_WORK INSTRUCTIONS_: Tally the lines holding the string "Renewal" and reply with that number alone.

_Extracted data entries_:

- - - - -

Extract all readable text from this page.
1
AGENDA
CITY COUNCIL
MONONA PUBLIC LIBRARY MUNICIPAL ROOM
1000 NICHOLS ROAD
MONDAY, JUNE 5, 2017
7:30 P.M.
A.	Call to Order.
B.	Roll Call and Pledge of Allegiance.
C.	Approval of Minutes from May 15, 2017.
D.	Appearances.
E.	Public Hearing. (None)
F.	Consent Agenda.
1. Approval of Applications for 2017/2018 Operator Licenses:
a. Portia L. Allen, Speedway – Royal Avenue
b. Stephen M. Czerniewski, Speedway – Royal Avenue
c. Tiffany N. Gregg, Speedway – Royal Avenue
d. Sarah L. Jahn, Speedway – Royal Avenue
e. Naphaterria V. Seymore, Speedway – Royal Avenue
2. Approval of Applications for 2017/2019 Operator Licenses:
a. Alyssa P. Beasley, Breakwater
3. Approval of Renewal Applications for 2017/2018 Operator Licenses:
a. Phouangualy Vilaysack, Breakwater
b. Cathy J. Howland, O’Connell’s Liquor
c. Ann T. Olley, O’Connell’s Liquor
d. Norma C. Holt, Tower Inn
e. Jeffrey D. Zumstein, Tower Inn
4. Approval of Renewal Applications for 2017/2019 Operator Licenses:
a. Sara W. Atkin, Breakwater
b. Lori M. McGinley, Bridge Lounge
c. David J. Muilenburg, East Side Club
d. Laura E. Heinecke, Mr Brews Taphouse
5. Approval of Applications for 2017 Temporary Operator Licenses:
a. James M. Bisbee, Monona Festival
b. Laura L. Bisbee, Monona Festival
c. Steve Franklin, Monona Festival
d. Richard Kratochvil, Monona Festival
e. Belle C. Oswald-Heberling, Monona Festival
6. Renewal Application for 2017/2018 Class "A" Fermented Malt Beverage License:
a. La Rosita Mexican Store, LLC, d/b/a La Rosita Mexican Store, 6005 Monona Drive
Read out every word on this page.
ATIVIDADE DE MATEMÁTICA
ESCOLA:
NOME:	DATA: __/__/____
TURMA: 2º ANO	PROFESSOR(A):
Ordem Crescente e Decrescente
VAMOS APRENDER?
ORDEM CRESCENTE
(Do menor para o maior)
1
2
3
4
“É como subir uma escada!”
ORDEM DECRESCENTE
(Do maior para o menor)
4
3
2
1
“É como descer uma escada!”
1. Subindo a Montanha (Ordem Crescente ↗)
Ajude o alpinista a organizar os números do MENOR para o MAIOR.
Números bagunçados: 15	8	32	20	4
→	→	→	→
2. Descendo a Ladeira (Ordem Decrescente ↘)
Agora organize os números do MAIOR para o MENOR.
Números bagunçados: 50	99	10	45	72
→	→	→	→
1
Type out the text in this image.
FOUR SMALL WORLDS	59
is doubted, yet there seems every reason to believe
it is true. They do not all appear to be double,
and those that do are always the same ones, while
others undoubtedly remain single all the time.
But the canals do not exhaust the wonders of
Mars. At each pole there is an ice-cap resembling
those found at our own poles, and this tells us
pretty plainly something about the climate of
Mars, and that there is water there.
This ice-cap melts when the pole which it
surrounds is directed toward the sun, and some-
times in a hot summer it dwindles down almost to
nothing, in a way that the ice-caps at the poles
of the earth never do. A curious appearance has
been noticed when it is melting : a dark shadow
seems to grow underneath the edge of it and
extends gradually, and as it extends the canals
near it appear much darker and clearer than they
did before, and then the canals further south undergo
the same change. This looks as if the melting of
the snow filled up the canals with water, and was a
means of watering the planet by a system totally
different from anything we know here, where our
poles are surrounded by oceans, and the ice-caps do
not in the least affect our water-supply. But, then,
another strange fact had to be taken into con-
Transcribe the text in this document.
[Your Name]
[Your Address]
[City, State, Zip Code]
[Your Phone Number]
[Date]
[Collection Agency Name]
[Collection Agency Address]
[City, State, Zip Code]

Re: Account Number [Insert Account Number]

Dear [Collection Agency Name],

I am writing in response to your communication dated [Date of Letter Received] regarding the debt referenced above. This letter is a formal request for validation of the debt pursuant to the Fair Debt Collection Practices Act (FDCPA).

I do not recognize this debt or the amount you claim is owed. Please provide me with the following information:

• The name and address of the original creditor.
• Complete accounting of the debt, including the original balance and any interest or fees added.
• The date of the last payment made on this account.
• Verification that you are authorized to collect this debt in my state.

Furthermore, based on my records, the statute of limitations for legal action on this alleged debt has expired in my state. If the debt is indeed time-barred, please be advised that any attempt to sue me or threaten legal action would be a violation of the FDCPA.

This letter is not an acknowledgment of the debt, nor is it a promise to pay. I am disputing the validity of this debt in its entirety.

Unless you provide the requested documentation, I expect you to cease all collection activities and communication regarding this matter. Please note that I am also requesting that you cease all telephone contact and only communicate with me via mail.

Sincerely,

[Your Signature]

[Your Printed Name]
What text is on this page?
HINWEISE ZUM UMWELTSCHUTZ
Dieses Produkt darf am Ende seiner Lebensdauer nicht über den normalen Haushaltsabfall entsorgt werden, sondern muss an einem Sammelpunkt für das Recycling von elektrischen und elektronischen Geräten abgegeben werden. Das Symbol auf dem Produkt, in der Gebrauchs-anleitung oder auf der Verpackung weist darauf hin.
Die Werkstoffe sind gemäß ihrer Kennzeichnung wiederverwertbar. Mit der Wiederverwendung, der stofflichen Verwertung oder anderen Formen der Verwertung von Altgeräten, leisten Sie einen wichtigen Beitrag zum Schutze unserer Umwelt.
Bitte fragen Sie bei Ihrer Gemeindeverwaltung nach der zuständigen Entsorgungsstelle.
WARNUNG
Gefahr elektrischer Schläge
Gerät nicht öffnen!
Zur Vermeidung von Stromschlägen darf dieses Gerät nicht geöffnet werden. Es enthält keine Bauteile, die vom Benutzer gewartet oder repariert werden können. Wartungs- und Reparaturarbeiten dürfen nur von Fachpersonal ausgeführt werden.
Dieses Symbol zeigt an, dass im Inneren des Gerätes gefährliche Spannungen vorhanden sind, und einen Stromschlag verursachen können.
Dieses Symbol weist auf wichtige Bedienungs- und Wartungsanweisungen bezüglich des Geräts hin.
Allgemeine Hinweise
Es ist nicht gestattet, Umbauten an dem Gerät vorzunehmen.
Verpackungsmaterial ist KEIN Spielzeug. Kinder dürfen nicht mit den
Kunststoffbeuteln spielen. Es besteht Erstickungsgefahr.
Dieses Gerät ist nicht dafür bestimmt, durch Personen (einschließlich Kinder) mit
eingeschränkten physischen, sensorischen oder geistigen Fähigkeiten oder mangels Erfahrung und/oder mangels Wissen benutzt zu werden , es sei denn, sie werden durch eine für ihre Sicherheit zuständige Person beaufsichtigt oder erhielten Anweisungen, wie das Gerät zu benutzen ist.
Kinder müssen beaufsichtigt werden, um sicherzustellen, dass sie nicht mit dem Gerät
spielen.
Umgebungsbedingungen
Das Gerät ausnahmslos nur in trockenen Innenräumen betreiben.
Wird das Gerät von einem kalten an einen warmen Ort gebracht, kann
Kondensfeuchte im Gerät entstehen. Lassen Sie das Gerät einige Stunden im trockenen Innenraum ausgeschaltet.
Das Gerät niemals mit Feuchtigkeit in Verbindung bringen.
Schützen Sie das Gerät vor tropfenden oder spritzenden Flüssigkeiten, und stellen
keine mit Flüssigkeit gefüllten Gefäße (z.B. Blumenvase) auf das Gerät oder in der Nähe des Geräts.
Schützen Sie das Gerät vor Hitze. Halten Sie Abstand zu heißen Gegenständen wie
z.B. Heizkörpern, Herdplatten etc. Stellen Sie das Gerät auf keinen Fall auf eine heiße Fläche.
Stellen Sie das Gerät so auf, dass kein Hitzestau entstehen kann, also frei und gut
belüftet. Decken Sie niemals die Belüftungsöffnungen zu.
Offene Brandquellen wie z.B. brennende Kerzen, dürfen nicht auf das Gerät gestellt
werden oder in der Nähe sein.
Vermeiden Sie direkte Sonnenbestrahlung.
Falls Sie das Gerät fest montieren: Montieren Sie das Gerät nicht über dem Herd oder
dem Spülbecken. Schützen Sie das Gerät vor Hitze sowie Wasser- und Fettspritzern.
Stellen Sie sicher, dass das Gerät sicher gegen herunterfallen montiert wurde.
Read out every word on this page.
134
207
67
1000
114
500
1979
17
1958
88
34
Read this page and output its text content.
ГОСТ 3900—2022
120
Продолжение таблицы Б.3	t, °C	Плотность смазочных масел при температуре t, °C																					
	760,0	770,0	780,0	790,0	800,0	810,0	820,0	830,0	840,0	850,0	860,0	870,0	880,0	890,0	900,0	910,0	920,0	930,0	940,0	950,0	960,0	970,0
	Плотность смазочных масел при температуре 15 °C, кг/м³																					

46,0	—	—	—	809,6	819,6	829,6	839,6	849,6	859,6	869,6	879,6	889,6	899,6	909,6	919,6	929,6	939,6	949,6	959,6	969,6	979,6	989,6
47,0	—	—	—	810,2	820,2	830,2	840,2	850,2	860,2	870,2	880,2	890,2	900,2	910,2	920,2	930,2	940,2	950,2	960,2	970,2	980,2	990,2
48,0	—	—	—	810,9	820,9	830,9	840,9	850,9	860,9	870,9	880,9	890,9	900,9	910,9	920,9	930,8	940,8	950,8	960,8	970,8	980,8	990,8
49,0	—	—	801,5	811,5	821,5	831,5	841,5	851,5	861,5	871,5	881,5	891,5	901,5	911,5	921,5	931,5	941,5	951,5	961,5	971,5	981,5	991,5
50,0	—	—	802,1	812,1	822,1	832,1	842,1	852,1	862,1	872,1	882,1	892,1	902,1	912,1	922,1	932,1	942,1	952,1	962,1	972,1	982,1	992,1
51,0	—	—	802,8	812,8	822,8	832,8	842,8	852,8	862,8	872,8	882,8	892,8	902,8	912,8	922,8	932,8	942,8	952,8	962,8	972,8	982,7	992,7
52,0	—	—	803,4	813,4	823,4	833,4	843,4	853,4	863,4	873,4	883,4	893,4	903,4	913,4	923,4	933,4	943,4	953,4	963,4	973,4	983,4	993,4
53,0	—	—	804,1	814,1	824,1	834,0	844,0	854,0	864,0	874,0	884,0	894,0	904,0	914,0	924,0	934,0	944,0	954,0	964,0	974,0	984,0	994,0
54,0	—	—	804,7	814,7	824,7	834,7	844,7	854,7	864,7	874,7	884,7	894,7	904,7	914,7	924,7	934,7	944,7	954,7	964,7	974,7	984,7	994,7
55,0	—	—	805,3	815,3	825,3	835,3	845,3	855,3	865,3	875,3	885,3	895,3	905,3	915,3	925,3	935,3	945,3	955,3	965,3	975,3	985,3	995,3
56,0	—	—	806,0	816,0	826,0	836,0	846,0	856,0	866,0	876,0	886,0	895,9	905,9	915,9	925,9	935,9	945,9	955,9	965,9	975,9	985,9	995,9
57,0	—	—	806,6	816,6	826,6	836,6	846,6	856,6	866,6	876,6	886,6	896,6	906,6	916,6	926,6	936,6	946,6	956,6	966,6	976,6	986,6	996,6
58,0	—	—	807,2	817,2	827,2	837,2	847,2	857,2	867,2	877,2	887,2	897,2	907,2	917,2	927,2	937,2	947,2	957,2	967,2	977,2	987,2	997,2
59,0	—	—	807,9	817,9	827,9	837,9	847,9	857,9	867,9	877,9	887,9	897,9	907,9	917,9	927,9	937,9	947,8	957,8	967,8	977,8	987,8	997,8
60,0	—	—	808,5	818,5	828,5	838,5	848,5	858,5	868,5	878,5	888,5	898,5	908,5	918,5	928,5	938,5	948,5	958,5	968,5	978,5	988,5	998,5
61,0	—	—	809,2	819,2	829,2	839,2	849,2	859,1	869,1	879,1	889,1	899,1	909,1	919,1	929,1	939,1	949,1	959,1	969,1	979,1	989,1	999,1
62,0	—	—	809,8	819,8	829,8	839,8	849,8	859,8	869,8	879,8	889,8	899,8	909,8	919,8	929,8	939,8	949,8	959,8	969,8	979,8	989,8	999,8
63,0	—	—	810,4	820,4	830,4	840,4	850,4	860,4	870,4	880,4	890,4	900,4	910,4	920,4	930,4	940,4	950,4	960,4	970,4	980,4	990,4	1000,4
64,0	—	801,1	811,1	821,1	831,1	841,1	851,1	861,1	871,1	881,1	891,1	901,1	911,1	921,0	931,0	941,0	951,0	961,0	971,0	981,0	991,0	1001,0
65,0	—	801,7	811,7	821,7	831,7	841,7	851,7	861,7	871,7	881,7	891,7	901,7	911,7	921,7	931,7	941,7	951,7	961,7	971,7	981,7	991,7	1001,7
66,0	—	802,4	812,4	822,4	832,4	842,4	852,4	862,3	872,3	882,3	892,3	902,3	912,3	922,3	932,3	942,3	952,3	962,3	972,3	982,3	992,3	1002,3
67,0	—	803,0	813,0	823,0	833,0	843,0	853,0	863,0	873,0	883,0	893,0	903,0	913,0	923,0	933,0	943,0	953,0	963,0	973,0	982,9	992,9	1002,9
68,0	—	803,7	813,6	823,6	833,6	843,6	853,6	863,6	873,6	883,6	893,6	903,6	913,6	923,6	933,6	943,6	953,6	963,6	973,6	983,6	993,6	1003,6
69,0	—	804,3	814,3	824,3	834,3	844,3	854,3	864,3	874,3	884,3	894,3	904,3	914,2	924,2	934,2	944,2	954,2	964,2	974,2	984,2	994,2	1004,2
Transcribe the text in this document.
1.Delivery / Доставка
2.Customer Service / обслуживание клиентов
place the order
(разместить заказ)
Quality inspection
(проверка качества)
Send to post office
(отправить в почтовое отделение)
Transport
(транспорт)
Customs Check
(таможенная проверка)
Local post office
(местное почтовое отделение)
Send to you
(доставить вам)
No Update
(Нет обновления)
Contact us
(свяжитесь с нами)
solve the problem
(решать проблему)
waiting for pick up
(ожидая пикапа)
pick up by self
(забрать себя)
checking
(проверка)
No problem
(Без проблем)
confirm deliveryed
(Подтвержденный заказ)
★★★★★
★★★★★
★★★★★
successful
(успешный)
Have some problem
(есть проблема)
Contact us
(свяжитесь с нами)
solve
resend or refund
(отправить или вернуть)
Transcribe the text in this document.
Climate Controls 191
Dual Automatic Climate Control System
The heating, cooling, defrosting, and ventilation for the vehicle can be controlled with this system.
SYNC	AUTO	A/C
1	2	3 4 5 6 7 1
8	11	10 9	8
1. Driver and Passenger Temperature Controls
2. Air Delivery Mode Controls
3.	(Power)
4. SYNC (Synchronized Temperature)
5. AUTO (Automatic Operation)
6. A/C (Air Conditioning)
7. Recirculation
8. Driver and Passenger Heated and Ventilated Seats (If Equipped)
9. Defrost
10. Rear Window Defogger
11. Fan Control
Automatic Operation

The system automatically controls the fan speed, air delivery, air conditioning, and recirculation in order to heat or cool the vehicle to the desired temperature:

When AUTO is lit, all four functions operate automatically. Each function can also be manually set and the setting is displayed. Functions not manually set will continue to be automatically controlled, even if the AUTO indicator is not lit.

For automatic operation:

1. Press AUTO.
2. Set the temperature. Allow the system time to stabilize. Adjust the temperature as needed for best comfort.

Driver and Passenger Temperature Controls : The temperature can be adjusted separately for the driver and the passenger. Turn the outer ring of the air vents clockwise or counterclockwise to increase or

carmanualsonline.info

- - - - -

_THE SOLUTION_: 3